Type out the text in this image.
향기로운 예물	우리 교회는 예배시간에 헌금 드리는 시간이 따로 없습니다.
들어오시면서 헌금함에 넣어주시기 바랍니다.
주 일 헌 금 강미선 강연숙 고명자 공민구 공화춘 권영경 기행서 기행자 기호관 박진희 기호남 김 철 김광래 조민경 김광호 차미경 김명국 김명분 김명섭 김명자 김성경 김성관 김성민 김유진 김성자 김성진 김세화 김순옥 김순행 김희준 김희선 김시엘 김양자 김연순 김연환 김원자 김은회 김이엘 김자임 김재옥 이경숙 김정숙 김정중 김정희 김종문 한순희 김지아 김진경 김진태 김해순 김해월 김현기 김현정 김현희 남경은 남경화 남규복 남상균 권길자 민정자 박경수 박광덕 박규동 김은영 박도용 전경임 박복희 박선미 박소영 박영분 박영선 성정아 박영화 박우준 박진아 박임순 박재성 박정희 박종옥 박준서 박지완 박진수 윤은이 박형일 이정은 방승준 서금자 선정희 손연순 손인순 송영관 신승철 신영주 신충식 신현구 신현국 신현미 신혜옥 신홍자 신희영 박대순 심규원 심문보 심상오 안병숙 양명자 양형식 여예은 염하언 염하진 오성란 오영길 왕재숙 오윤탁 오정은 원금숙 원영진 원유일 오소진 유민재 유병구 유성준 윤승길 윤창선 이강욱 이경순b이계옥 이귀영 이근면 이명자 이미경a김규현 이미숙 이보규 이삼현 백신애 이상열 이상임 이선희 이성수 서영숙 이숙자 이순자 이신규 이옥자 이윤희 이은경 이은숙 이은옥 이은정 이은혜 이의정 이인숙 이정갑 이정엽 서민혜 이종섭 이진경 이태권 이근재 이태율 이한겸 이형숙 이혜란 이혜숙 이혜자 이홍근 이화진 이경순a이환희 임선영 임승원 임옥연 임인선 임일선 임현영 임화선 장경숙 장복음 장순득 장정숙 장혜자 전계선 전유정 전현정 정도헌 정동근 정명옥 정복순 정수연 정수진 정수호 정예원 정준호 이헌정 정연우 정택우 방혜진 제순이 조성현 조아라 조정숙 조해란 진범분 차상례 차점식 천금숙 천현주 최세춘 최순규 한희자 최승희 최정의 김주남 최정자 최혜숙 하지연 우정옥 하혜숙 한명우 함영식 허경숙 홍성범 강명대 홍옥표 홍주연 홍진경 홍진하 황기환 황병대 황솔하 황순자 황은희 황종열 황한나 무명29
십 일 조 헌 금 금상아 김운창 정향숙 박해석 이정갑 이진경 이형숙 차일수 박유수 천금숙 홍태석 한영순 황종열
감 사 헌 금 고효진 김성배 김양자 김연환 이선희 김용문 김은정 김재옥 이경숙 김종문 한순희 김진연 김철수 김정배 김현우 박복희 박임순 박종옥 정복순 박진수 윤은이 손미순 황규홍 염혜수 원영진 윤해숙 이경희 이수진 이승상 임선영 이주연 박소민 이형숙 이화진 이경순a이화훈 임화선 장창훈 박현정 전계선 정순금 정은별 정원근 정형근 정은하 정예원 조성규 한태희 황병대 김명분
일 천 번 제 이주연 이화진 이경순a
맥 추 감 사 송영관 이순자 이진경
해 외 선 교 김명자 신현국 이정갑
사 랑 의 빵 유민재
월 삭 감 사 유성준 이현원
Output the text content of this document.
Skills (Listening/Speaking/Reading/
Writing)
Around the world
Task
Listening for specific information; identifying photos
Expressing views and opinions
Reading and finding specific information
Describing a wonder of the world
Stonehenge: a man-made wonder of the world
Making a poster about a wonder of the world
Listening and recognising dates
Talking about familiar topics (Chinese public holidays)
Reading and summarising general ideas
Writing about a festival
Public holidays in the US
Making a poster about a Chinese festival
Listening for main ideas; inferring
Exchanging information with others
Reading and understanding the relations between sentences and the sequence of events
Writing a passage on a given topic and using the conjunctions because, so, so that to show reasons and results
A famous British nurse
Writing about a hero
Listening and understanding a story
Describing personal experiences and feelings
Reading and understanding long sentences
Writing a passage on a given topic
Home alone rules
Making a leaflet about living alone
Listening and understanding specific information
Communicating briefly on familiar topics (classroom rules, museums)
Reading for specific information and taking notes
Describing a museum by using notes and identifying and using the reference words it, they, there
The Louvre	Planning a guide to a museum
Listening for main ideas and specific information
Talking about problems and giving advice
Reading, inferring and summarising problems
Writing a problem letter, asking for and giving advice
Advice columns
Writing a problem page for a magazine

##########

### STATED EXERCISE
Which lines contain "ideas"? Copy each of them.

### WRITTEN SOLUTION
Reading and summarising general ideas
Listening for main ideas; inferring
Listening for main ideas and specific information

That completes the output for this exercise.